[START OF Supplied records]
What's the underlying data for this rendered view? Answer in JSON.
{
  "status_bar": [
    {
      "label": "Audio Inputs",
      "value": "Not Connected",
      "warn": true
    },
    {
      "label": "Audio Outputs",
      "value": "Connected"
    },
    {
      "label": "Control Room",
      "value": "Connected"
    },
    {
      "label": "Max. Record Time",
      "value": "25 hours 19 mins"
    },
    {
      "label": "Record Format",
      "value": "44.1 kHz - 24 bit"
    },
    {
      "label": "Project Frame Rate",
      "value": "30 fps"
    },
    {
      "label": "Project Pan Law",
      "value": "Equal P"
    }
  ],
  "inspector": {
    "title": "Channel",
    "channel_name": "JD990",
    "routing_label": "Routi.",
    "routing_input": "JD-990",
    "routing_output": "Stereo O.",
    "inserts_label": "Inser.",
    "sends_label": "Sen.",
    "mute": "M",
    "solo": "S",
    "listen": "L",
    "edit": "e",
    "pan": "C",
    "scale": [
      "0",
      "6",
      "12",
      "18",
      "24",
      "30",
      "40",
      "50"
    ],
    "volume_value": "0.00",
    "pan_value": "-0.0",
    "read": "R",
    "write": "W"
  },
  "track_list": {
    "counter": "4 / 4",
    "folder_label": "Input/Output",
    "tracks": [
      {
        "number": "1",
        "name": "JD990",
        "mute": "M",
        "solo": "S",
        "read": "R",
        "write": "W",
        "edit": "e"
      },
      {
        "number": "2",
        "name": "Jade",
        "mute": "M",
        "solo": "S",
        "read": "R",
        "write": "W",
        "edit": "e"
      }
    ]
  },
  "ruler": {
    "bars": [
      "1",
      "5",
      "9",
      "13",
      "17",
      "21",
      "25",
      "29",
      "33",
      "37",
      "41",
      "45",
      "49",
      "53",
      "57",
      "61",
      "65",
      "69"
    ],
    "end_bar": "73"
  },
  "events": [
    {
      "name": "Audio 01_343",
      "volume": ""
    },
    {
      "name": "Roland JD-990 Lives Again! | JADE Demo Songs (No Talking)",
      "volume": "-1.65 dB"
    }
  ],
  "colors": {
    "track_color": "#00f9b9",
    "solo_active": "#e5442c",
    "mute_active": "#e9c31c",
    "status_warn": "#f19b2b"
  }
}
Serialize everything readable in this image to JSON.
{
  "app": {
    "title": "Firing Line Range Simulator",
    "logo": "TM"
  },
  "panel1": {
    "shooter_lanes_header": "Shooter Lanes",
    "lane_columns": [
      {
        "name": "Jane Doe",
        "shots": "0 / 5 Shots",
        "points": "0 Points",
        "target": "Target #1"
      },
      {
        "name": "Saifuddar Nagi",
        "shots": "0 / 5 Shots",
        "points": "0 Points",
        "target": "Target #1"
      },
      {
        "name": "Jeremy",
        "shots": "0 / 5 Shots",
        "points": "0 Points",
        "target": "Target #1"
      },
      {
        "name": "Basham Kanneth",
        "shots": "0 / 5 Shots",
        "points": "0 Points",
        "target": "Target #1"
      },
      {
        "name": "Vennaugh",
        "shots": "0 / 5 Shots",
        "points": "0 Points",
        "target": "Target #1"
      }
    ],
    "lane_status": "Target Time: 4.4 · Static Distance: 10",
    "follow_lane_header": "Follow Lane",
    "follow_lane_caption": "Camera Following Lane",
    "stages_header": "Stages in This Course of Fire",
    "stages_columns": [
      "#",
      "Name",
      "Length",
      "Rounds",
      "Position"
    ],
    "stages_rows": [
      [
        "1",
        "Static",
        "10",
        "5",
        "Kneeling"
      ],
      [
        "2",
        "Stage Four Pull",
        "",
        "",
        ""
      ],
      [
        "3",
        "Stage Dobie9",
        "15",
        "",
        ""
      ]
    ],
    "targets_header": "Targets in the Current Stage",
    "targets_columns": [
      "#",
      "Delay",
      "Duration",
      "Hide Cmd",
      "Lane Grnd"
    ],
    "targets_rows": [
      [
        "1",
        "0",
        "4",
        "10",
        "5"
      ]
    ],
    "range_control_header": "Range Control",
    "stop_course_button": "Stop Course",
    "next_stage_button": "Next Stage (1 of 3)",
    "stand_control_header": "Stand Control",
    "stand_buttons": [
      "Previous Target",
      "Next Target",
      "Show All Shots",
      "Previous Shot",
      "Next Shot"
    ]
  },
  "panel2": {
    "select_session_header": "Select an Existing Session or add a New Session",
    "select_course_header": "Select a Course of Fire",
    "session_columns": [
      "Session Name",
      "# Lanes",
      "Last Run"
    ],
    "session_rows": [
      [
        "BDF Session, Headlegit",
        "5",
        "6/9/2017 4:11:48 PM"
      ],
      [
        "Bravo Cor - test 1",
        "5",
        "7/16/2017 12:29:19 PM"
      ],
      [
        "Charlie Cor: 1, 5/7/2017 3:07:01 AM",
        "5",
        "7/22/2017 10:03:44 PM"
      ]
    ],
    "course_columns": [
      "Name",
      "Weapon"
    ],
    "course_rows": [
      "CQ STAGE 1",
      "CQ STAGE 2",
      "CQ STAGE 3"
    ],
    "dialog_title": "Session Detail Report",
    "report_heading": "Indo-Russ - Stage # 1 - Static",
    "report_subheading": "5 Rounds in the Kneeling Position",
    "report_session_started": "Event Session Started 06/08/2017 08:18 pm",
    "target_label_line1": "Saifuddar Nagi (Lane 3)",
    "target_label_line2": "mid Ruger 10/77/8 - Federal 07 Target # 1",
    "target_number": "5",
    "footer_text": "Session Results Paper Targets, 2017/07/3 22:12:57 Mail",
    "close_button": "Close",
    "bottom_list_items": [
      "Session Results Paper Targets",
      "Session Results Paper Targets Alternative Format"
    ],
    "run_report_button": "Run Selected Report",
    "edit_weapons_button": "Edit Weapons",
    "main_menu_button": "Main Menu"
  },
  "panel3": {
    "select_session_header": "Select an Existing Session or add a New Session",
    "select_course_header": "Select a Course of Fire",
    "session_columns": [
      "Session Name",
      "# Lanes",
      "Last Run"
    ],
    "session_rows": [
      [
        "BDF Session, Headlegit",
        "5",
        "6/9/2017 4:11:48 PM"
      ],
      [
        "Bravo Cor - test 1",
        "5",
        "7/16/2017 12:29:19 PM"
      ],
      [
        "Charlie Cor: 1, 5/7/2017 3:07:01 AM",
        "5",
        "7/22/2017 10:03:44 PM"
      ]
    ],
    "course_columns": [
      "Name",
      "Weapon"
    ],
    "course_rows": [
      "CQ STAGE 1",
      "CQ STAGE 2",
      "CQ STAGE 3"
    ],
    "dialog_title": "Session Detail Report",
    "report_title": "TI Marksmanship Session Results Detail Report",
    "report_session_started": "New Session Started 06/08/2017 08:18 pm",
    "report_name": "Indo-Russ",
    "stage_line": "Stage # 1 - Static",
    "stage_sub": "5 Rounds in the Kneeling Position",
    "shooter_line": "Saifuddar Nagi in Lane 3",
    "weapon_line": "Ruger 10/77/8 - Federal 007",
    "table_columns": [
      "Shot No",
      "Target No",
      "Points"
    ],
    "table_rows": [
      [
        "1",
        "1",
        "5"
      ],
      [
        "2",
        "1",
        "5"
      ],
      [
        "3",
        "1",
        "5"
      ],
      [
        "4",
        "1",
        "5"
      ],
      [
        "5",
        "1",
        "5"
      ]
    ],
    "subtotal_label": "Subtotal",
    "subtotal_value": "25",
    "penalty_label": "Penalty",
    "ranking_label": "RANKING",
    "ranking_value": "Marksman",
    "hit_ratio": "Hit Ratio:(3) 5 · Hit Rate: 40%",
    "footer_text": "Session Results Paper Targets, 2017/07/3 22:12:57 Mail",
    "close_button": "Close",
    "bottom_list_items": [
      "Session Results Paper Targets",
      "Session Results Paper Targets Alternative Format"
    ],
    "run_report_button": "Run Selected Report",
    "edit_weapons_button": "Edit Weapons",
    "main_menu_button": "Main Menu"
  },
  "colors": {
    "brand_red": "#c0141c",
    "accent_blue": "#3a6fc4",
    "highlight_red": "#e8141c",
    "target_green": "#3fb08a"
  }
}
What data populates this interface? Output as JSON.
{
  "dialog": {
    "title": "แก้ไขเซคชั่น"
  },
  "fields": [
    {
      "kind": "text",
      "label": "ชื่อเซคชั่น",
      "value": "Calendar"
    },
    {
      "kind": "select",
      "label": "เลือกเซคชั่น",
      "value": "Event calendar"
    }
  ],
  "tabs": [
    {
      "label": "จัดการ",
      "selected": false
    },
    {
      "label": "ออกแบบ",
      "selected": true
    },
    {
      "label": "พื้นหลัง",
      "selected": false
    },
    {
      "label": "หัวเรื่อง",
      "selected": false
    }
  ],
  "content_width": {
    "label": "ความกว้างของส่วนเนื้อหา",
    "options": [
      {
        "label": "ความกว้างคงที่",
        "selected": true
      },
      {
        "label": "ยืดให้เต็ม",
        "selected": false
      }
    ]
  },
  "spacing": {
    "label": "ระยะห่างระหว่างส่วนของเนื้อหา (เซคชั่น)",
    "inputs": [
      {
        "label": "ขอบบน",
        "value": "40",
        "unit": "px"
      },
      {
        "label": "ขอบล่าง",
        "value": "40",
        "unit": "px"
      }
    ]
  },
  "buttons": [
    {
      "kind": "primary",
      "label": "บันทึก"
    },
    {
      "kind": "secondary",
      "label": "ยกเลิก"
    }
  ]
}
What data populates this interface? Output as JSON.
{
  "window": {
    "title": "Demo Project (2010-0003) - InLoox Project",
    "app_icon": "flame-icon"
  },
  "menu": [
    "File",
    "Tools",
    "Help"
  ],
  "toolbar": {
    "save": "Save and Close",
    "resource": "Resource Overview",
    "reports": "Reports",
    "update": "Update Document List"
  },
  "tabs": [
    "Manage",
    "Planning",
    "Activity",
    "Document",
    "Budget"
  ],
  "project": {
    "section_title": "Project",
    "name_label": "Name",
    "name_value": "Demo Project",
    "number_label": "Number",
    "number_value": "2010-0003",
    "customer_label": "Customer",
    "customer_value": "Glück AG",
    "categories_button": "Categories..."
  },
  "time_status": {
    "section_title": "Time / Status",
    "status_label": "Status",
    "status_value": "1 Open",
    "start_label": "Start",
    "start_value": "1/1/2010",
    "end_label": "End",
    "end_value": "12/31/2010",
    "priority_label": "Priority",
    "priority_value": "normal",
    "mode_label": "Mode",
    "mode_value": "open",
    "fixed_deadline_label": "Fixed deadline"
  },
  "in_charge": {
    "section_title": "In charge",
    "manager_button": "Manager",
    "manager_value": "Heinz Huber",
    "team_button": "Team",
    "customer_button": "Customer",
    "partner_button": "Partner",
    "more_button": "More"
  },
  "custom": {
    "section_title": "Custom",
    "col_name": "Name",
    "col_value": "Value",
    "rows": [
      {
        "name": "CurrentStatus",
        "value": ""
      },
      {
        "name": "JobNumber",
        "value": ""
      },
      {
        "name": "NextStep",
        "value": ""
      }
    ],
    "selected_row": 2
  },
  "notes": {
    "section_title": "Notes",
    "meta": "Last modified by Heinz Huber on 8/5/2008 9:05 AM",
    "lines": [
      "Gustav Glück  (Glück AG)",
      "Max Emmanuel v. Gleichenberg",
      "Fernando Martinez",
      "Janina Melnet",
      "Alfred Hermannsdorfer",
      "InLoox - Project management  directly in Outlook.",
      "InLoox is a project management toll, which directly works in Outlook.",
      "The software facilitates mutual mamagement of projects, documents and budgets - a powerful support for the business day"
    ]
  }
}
[END OF Supplied records]
Direction >> Locate all lines in the listing above with the word "Control" and copy them.

Output of the task >>
      "label": "Control Room",
    "range_control_header": "Range Control",
    "stand_control_header": "Stand Control",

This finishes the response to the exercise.